_Task_
Check every line of the entries below for the word "icon", and copy the ones that have it.

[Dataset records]
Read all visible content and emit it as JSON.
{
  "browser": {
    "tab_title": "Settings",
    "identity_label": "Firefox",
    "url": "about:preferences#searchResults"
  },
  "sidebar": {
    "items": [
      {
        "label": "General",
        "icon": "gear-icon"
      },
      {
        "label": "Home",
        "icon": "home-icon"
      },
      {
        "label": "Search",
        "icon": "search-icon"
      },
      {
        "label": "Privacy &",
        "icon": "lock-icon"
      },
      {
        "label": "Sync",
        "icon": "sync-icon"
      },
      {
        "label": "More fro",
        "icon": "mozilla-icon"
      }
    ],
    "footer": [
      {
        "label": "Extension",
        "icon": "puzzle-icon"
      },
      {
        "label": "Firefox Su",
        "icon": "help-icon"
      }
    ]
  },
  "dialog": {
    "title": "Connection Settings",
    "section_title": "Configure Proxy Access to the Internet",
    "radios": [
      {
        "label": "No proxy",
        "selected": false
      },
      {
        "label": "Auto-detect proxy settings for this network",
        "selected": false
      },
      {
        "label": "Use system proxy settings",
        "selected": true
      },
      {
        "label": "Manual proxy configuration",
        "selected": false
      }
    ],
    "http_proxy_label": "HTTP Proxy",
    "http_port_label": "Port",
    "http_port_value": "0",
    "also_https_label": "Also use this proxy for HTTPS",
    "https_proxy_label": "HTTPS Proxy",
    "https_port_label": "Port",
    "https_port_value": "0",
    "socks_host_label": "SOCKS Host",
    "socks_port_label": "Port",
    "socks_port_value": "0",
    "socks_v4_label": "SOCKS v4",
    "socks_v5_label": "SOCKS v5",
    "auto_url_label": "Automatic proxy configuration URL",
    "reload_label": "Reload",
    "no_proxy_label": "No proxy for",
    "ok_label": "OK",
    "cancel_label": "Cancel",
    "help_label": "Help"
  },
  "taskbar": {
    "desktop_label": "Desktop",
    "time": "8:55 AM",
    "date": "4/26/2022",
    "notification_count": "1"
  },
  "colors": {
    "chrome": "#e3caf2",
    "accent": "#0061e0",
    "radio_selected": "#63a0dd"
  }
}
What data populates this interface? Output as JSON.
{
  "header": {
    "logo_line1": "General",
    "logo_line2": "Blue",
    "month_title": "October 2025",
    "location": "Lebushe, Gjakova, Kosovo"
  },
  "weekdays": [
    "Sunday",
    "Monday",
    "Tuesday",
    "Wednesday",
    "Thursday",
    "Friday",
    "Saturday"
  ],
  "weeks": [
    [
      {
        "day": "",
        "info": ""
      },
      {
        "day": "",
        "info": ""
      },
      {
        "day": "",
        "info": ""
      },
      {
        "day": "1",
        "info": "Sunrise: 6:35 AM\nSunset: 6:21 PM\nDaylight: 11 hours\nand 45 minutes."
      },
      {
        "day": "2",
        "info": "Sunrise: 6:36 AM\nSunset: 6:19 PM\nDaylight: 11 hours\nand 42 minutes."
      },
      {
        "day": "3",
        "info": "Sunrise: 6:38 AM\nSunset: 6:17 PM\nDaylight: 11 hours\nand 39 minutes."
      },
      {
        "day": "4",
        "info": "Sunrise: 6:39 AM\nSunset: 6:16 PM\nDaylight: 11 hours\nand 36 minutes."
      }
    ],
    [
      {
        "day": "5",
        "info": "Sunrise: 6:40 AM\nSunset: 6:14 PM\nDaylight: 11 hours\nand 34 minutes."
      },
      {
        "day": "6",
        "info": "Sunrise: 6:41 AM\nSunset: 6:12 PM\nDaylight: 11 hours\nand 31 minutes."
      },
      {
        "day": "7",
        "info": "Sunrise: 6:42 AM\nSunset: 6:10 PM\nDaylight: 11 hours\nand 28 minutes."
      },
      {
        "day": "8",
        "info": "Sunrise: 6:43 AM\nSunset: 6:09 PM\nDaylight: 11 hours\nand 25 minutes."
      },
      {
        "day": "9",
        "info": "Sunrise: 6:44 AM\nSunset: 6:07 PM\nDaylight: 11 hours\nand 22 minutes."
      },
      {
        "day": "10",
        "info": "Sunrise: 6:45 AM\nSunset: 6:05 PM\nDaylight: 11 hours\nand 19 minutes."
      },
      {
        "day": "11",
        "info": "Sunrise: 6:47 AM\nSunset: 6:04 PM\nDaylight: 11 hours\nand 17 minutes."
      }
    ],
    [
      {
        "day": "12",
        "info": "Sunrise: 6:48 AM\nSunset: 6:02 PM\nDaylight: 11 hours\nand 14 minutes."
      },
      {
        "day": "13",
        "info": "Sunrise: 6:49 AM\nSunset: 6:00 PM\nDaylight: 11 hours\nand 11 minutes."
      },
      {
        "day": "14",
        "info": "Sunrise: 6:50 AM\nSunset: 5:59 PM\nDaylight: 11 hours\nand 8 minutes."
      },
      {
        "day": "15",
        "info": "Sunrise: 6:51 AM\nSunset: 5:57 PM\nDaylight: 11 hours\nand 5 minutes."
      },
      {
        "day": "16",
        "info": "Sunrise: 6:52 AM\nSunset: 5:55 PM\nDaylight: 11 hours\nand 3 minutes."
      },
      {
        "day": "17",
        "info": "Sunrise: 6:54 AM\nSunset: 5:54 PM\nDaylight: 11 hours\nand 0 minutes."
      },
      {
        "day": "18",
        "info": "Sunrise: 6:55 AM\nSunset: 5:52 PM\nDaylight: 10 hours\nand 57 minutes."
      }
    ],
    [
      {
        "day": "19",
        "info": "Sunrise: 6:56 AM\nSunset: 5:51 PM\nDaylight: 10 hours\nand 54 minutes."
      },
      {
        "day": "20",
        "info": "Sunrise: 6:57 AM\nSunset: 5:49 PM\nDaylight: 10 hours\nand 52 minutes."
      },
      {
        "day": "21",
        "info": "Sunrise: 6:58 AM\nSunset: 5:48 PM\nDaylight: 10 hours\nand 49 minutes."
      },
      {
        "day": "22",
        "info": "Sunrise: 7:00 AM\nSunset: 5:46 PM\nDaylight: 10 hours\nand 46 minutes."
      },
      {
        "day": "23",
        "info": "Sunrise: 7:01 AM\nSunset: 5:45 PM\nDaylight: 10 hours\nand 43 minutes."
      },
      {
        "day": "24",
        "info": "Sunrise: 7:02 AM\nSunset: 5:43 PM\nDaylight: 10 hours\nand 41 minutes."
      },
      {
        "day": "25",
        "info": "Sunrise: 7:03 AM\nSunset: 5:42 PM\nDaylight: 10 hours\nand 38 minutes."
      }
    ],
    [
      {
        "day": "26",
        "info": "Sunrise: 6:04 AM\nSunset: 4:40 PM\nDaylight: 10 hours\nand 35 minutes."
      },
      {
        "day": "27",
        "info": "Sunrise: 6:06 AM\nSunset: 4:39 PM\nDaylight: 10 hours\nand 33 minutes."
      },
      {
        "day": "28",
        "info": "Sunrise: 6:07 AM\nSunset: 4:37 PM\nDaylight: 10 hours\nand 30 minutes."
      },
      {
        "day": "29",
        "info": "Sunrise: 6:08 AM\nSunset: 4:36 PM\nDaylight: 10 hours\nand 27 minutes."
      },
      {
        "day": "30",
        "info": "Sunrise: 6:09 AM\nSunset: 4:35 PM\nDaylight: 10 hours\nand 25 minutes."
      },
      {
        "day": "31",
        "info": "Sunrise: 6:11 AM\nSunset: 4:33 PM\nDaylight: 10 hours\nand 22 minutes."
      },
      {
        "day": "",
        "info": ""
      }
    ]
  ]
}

_Worked solution_
        "icon": "gear-icon"
        "icon": "home-icon"
        "icon": "search-icon"
        "icon": "lock-icon"
        "icon": "sync-icon"
        "icon": "mozilla-icon"
        "icon": "puzzle-icon"
        "icon": "help-icon"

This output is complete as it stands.